CHALLENGE – Transcribe the full listing below exactly.

........

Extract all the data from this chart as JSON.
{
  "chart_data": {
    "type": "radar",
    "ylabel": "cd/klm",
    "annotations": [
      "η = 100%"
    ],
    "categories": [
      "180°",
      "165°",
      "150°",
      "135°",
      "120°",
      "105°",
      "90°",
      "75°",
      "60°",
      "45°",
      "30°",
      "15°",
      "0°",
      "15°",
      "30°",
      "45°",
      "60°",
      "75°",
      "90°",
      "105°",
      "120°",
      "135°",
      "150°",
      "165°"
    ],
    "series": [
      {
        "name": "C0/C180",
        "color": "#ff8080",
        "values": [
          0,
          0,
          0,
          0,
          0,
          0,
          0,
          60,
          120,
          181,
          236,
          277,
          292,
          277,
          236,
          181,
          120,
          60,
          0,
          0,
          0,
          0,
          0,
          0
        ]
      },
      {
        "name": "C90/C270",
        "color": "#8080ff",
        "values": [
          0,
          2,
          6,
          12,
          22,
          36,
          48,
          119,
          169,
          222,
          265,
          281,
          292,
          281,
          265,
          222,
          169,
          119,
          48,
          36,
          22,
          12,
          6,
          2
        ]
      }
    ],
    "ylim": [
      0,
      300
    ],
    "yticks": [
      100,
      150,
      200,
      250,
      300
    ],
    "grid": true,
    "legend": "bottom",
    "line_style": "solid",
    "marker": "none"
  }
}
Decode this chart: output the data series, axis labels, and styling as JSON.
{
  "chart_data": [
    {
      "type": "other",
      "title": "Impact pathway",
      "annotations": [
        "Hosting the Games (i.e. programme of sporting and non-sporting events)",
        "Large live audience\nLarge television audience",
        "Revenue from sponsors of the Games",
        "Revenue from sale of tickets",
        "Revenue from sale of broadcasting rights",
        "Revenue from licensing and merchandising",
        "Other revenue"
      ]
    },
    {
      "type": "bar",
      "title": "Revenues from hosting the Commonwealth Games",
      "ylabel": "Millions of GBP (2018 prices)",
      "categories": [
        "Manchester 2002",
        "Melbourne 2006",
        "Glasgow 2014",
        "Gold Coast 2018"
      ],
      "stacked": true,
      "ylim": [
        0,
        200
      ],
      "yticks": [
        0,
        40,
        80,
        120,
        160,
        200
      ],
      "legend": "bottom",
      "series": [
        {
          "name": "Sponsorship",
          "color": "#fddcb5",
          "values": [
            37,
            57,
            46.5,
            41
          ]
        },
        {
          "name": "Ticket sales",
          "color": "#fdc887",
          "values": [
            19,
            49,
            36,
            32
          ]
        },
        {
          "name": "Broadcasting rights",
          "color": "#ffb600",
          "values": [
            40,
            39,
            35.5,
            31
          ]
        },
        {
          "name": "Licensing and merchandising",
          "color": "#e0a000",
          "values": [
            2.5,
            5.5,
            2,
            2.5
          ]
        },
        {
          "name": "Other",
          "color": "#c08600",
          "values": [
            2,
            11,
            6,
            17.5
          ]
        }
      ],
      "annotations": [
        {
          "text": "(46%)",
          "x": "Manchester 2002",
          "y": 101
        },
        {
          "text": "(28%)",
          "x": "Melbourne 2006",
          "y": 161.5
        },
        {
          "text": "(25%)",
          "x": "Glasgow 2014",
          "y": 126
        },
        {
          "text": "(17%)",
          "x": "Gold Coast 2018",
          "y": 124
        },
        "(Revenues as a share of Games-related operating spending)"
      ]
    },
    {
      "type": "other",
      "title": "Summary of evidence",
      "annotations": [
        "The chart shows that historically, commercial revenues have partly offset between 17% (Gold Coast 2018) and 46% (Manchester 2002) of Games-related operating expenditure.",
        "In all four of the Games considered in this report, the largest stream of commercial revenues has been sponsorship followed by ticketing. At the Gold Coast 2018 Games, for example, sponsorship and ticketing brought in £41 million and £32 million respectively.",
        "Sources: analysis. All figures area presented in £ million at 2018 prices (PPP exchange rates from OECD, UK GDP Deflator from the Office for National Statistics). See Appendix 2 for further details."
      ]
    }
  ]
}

........

ANSWER FOR THE TASK –
Extract all the data from this chart as JSON.
{
  "chart_data": {
    "type": "radar",
    "ylabel": "cd/klm",
    "annotations": [
      "η = 100%"
    ],
    "categories": [
      "180°",
      "165°",
      "150°",
      "135°",
      "120°",
      "105°",
      "90°",
      "75°",
      "60°",
      "45°",
      "30°",
      "15°",
      "0°",
      "15°",
      "30°",
      "45°",
      "60°",
      "75°",
      "90°",
      "105°",
      "120°",
      "135°",
      "150°",
      "165°"
    ],
    "series": [
      {
        "name": "C0/C180",
        "color": "#ff8080",
        "values": [
          0,
          0,
          0,
          0,
          0,
          0,
          0,
          60,
          120,
          181,
          236,
          277,
          292,
          277,
          236,
          181,
          120,
          60,
          0,
          0,
          0,
          0,
          0,
          0
        ]
      },
      {
        "name": "C90/C270",
        "color": "#8080ff",
        "values": [
          0,
          2,
          6,
          12,
          22,
          36,
          48,
          119,
          169,
          222,
          265,
          281,
          292,
          281,
          265,
          222,
          169,
          119,
          48,
          36,
          22,
          12,
          6,
          2
        ]
      }
    ],
    "ylim": [
      0,
      300
    ],
    "yticks": [
      100,
      150,
      200,
      250,
      300
    ],
    "grid": true,
    "legend": "bottom",
    "line_style": "solid",
    "marker": "none"
  }
}
Decode this chart: output the data series, axis labels, and styling as JSON.
{
  "chart_data": [
    {
      "type": "other",
      "title": "Impact pathway",
      "annotations": [
        "Hosting the Games (i.e. programme of sporting and non-sporting events)",
        "Large live audience\nLarge television audience",
        "Revenue from sponsors of the Games",
        "Revenue from sale of tickets",
        "Revenue from sale of broadcasting rights",
        "Revenue from licensing and merchandising",
        "Other revenue"
      ]
    },
    {
      "type": "bar",
      "title": "Revenues from hosting the Commonwealth Games",
      "ylabel": "Millions of GBP (2018 prices)",
      "categories": [
        "Manchester 2002",
        "Melbourne 2006",
        "Glasgow 2014",
        "Gold Coast 2018"
      ],
      "stacked": true,
      "ylim": [
        0,
        200
      ],
      "yticks": [
        0,
        40,
        80,
        120,
        160,
        200
      ],
      "legend": "bottom",
      "series": [
        {
          "name": "Sponsorship",
          "color": "#fddcb5",
          "values": [
            37,
            57,
            46.5,
            41
          ]
        },
        {
          "name": "Ticket sales",
          "color": "#fdc887",
          "values": [
            19,
            49,
            36,
            32
          ]
        },
        {
          "name": "Broadcasting rights",
          "color": "#ffb600",
          "values": [
            40,
            39,
            35.5,
            31
          ]
        },
        {
          "name": "Licensing and merchandising",
          "color": "#e0a000",
          "values": [
            2.5,
            5.5,
            2,
            2.5
          ]
        },
        {
          "name": "Other",
          "color": "#c08600",
          "values": [
            2,
            11,
            6,
            17.5
          ]
        }
      ],
      "annotations": [
        {
          "text": "(46%)",
          "x": "Manchester 2002",
          "y": 101
        },
        {
          "text": "(28%)",
          "x": "Melbourne 2006",
          "y": 161.5
        },
        {
          "text": "(25%)",
          "x": "Glasgow 2014",
          "y": 126
        },
        {
          "text": "(17%)",
          "x": "Gold Coast 2018",
          "y": 124
        },
        "(Revenues as a share of Games-related operating spending)"
      ]
    },
    {
      "type": "other",
      "title": "Summary of evidence",
      "annotations": [
        "The chart shows that historically, commercial revenues have partly offset between 17% (Gold Coast 2018) and 46% (Manchester 2002) of Games-related operating expenditure.",
        "In all four of the Games considered in this report, the largest stream of commercial revenues has been sponsorship followed by ticketing. At the Gold Coast 2018 Games, for example, sponsorship and ticketing brought in £41 million and £32 million respectively.",
        "Sources: analysis. All figures area presented in £ million at 2018 prices (PPP exchange rates from OECD, UK GDP Deflator from the Office for National Statistics). See Appendix 2 for further details."
      ]
    }
  ]
}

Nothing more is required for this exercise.